--- start of TASK INPUT ---

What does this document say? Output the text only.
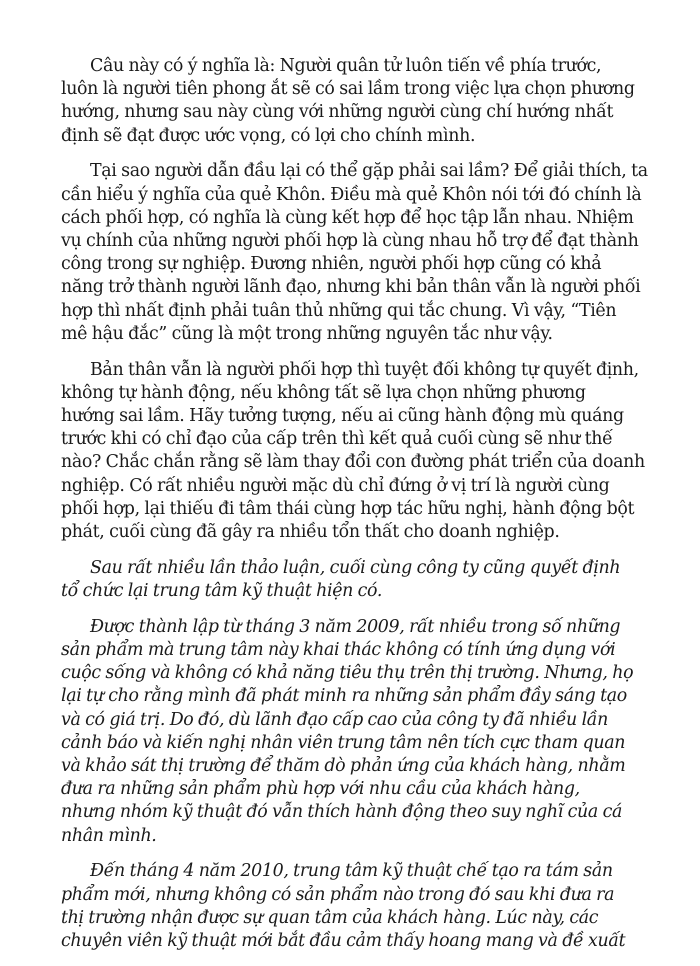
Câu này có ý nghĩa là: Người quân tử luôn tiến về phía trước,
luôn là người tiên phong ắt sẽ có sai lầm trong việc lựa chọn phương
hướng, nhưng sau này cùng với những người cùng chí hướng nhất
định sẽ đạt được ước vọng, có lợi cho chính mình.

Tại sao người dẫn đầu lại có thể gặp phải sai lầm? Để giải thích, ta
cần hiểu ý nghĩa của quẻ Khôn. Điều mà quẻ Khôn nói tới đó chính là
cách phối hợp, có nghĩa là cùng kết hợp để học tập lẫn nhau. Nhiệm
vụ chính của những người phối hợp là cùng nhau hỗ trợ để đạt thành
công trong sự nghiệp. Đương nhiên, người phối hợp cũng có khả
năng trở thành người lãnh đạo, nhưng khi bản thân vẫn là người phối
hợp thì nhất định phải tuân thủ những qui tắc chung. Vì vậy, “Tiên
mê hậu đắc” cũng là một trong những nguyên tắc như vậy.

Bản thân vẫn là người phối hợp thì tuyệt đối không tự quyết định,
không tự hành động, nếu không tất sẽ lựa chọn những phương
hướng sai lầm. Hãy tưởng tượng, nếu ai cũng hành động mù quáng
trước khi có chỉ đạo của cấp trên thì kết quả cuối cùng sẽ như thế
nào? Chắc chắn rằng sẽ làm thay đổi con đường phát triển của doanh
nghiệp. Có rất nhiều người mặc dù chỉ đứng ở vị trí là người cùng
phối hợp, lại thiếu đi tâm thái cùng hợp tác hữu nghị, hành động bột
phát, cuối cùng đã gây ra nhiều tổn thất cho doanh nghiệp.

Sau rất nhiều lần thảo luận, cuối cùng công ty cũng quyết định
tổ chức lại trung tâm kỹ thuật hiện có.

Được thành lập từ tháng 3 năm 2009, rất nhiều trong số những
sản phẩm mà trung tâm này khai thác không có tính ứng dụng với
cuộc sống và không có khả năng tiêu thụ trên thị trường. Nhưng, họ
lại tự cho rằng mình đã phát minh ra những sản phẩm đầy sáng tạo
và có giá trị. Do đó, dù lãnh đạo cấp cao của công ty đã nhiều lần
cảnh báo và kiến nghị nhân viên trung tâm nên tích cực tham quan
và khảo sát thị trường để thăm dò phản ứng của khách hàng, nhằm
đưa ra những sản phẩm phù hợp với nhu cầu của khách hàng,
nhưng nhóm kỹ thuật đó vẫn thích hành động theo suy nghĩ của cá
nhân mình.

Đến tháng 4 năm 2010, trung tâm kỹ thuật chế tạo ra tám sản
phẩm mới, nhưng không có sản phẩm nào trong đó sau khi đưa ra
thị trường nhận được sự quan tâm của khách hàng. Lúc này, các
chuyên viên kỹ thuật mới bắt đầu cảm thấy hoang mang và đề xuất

--- end of TASK INPUT ---

### REQUIREMENT
Every line that holds the string "trước" should be returned.

### RESULT OF THE TASK
Câu này có ý nghĩa là: Người quân tử luôn tiến về phía trước,
trước khi có chỉ đạo của cấp trên thì kết quả cuối cùng sẽ như thế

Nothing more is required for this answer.